- [Problem description]:
Your task is to locate every line holding the string "marker" and to copy each of them.

**** Provided records ****

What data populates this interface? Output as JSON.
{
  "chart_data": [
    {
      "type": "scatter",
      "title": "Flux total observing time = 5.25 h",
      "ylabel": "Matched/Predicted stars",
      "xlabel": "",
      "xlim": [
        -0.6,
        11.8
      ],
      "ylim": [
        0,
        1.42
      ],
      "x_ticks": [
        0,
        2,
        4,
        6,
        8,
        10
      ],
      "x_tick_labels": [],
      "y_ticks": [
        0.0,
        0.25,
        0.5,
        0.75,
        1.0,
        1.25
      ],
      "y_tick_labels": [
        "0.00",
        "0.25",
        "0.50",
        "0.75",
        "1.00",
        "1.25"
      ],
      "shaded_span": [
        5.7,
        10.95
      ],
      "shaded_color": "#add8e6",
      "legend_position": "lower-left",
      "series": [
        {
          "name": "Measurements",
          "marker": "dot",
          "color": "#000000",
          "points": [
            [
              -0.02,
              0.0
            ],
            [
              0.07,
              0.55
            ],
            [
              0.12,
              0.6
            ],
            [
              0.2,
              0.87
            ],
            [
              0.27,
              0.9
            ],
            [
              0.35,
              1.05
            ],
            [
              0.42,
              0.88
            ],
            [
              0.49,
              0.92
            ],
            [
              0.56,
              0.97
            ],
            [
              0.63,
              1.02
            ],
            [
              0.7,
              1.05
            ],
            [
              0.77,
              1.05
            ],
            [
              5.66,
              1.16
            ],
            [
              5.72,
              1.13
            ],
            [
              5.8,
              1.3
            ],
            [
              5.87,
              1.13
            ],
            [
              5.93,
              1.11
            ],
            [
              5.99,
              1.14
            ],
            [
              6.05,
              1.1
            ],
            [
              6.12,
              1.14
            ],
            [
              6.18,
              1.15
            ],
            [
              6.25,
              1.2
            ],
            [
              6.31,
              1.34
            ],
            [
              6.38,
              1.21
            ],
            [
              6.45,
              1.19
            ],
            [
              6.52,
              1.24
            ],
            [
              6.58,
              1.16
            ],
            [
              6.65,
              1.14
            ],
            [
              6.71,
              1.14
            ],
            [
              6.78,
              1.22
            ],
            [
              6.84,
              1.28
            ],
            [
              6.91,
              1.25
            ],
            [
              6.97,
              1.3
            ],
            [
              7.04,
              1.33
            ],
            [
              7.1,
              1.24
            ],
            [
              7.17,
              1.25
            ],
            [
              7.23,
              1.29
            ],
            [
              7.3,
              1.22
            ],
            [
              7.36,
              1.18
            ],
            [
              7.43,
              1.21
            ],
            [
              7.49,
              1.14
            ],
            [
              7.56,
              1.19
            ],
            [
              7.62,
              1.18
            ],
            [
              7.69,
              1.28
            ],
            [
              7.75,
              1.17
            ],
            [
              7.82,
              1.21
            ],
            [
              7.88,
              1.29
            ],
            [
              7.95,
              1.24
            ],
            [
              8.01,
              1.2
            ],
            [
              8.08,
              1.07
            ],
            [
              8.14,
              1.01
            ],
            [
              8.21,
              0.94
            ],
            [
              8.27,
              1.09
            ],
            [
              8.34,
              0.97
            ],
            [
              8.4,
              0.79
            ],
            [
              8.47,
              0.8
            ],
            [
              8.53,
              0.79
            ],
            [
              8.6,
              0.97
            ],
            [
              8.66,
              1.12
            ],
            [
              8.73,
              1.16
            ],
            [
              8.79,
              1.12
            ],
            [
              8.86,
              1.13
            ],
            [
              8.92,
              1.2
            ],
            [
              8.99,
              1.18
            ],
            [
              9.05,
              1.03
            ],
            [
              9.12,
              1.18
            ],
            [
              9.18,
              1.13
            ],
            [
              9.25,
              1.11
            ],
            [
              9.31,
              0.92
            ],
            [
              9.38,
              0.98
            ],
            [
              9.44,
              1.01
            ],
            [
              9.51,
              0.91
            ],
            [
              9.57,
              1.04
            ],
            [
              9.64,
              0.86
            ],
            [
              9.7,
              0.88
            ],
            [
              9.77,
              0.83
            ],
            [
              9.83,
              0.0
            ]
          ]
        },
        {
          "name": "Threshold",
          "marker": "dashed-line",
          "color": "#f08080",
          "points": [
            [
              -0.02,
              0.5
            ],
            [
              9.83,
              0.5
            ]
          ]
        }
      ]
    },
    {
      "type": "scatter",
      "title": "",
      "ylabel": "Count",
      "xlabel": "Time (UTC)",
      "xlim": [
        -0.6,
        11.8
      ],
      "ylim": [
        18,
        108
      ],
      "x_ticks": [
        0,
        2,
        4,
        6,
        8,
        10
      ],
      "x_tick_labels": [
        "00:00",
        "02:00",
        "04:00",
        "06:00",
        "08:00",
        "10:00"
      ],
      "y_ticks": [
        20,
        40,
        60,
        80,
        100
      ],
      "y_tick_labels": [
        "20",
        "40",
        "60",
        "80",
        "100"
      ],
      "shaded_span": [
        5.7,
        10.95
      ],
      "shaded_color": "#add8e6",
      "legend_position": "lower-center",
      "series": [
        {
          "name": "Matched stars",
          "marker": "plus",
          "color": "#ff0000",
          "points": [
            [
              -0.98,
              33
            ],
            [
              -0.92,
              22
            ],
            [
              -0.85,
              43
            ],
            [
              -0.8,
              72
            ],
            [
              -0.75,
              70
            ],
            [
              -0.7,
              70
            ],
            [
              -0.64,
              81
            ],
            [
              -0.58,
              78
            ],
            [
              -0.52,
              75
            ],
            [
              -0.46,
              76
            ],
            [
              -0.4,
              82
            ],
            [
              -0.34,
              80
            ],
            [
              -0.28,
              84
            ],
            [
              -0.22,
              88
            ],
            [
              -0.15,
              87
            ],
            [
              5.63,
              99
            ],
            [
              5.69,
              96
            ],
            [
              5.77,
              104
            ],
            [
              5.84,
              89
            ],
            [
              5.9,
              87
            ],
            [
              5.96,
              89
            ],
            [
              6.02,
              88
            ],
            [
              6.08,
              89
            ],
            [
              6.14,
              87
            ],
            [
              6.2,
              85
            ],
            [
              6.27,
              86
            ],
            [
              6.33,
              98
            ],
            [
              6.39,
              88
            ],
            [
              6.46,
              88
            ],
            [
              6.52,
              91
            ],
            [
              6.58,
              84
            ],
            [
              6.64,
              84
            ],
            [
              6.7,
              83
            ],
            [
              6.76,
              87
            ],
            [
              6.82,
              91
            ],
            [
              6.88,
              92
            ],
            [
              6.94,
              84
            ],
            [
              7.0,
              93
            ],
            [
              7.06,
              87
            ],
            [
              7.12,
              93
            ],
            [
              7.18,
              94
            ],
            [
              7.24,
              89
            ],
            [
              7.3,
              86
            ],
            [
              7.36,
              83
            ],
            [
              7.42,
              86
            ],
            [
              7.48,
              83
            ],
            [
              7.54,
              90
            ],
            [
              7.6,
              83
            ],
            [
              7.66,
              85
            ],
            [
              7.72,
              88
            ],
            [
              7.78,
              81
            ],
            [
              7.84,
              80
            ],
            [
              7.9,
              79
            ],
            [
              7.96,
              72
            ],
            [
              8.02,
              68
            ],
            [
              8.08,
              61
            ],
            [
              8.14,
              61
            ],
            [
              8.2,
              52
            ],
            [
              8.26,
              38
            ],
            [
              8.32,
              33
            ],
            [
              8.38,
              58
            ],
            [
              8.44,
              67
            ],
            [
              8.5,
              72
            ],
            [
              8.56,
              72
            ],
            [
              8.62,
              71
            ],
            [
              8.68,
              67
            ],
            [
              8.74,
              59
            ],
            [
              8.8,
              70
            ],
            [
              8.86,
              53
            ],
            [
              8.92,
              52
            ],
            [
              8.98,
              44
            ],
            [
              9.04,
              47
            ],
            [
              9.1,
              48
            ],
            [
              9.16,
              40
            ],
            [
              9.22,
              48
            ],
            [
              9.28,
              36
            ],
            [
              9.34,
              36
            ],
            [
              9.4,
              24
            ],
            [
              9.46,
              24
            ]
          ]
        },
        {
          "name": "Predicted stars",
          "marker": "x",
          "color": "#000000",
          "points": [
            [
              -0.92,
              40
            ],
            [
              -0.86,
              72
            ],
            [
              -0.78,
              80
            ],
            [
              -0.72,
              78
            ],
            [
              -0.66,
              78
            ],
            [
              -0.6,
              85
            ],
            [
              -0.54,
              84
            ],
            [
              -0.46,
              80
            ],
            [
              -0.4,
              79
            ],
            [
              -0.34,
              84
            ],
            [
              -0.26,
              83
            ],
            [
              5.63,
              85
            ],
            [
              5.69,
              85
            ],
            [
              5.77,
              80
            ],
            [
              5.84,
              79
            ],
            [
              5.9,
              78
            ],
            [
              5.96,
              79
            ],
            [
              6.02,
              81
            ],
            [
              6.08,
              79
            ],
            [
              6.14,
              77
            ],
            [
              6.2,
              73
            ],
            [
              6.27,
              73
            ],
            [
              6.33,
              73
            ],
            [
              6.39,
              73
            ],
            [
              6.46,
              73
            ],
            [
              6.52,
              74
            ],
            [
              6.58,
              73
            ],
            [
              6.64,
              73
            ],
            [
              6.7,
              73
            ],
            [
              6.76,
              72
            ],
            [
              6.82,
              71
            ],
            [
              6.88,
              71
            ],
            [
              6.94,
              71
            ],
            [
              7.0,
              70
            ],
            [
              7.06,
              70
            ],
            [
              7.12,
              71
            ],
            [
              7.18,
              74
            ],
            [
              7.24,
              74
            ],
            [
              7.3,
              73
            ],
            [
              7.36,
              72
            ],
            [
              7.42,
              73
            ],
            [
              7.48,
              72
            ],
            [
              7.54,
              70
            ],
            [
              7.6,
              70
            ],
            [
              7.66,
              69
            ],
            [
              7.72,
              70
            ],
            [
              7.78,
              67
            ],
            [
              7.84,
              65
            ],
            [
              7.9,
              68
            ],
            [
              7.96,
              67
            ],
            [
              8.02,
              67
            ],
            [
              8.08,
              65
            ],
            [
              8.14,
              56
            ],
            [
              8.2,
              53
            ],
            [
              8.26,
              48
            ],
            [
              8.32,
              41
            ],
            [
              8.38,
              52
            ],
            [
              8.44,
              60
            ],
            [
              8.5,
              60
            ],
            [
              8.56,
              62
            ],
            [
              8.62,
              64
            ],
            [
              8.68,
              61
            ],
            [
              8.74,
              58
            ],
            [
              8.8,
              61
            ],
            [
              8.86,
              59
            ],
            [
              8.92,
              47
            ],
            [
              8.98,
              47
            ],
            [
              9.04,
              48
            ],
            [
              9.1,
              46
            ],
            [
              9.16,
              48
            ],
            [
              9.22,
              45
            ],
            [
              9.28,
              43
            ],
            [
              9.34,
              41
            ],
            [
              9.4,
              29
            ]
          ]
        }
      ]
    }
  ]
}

****

- [Final result]:
          "marker": "dot",
          "marker": "dashed-line",
          "marker": "plus",
          "marker": "x",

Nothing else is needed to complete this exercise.